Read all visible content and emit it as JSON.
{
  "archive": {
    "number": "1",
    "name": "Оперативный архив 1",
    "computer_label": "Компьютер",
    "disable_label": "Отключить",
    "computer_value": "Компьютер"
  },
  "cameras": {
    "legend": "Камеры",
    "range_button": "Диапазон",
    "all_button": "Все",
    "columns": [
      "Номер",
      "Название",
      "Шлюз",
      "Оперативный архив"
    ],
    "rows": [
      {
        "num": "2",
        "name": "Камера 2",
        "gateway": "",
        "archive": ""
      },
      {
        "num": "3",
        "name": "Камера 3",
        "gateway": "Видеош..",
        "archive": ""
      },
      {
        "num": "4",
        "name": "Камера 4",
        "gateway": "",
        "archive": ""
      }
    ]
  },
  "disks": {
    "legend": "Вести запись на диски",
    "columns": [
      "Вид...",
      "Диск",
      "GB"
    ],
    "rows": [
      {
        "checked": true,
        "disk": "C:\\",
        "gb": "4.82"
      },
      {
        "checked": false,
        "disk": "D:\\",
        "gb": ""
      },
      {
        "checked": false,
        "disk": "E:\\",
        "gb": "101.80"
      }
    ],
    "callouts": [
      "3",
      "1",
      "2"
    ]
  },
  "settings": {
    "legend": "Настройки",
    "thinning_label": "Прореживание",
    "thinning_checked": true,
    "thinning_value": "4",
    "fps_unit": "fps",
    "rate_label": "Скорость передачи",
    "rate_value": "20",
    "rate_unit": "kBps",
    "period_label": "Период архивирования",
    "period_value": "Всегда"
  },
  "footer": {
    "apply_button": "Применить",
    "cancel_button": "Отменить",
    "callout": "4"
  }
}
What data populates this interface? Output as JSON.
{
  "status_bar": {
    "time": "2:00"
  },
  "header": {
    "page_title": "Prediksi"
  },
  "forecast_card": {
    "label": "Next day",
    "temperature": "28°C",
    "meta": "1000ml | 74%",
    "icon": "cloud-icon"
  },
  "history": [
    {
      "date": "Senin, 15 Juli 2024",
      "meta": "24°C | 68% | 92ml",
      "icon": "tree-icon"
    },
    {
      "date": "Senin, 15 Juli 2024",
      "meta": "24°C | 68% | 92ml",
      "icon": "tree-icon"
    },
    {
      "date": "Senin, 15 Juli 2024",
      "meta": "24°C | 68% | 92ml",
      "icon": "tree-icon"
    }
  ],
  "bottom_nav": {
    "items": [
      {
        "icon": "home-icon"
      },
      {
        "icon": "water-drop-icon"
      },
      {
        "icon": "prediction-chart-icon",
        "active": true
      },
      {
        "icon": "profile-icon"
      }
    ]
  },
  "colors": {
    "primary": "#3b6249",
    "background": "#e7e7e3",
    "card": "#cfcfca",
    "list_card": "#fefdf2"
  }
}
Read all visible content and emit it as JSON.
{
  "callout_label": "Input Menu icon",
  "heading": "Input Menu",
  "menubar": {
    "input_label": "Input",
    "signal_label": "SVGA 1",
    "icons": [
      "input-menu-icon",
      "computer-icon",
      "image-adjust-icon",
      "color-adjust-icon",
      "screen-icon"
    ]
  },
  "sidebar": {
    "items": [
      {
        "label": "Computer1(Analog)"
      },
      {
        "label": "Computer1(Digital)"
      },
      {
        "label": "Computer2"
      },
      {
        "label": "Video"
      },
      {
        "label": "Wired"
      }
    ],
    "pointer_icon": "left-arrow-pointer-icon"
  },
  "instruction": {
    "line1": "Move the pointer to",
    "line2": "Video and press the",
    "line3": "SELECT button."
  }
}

**YOUR GOAL:**
Copy down the whole of the data above, matching it exactly.

**FINISHED TASK:**
Read all visible content and emit it as JSON.
{
  "archive": {
    "number": "1",
    "name": "Оперативный архив 1",
    "computer_label": "Компьютер",
    "disable_label": "Отключить",
    "computer_value": "Компьютер"
  },
  "cameras": {
    "legend": "Камеры",
    "range_button": "Диапазон",
    "all_button": "Все",
    "columns": [
      "Номер",
      "Название",
      "Шлюз",
      "Оперативный архив"
    ],
    "rows": [
      {
        "num": "2",
        "name": "Камера 2",
        "gateway": "",
        "archive": ""
      },
      {
        "num": "3",
        "name": "Камера 3",
        "gateway": "Видеош..",
        "archive": ""
      },
      {
        "num": "4",
        "name": "Камера 4",
        "gateway": "",
        "archive": ""
      }
    ]
  },
  "disks": {
    "legend": "Вести запись на диски",
    "columns": [
      "Вид...",
      "Диск",
      "GB"
    ],
    "rows": [
      {
        "checked": true,
        "disk": "C:\\",
        "gb": "4.82"
      },
      {
        "checked": false,
        "disk": "D:\\",
        "gb": ""
      },
      {
        "checked": false,
        "disk": "E:\\",
        "gb": "101.80"
      }
    ],
    "callouts": [
      "3",
      "1",
      "2"
    ]
  },
  "settings": {
    "legend": "Настройки",
    "thinning_label": "Прореживание",
    "thinning_checked": true,
    "thinning_value": "4",
    "fps_unit": "fps",
    "rate_label": "Скорость передачи",
    "rate_value": "20",
    "rate_unit": "kBps",
    "period_label": "Период архивирования",
    "period_value": "Всегда"
  },
  "footer": {
    "apply_button": "Применить",
    "cancel_button": "Отменить",
    "callout": "4"
  }
}
What data populates this interface? Output as JSON.
{
  "status_bar": {
    "time": "2:00"
  },
  "header": {
    "page_title": "Prediksi"
  },
  "forecast_card": {
    "label": "Next day",
    "temperature": "28°C",
    "meta": "1000ml | 74%",
    "icon": "cloud-icon"
  },
  "history": [
    {
      "date": "Senin, 15 Juli 2024",
      "meta": "24°C | 68% | 92ml",
      "icon": "tree-icon"
    },
    {
      "date": "Senin, 15 Juli 2024",
      "meta": "24°C | 68% | 92ml",
      "icon": "tree-icon"
    },
    {
      "date": "Senin, 15 Juli 2024",
      "meta": "24°C | 68% | 92ml",
      "icon": "tree-icon"
    }
  ],
  "bottom_nav": {
    "items": [
      {
        "icon": "home-icon"
      },
      {
        "icon": "water-drop-icon"
      },
      {
        "icon": "prediction-chart-icon",
        "active": true
      },
      {
        "icon": "profile-icon"
      }
    ]
  },
  "colors": {
    "primary": "#3b6249",
    "background": "#e7e7e3",
    "card": "#cfcfca",
    "list_card": "#fefdf2"
  }
}
Read all visible content and emit it as JSON.
{
  "callout_label": "Input Menu icon",
  "heading": "Input Menu",
  "menubar": {
    "input_label": "Input",
    "signal_label": "SVGA 1",
    "icons": [
      "input-menu-icon",
      "computer-icon",
      "image-adjust-icon",
      "color-adjust-icon",
      "screen-icon"
    ]
  },
  "sidebar": {
    "items": [
      {
        "label": "Computer1(Analog)"
      },
      {
        "label": "Computer1(Digital)"
      },
      {
        "label": "Computer2"
      },
      {
        "label": "Video"
      },
      {
        "label": "Wired"
      }
    ],
    "pointer_icon": "left-arrow-pointer-icon"
  },
  "instruction": {
    "line1": "Move the pointer to",
    "line2": "Video and press the",
    "line3": "SELECT button."
  }
}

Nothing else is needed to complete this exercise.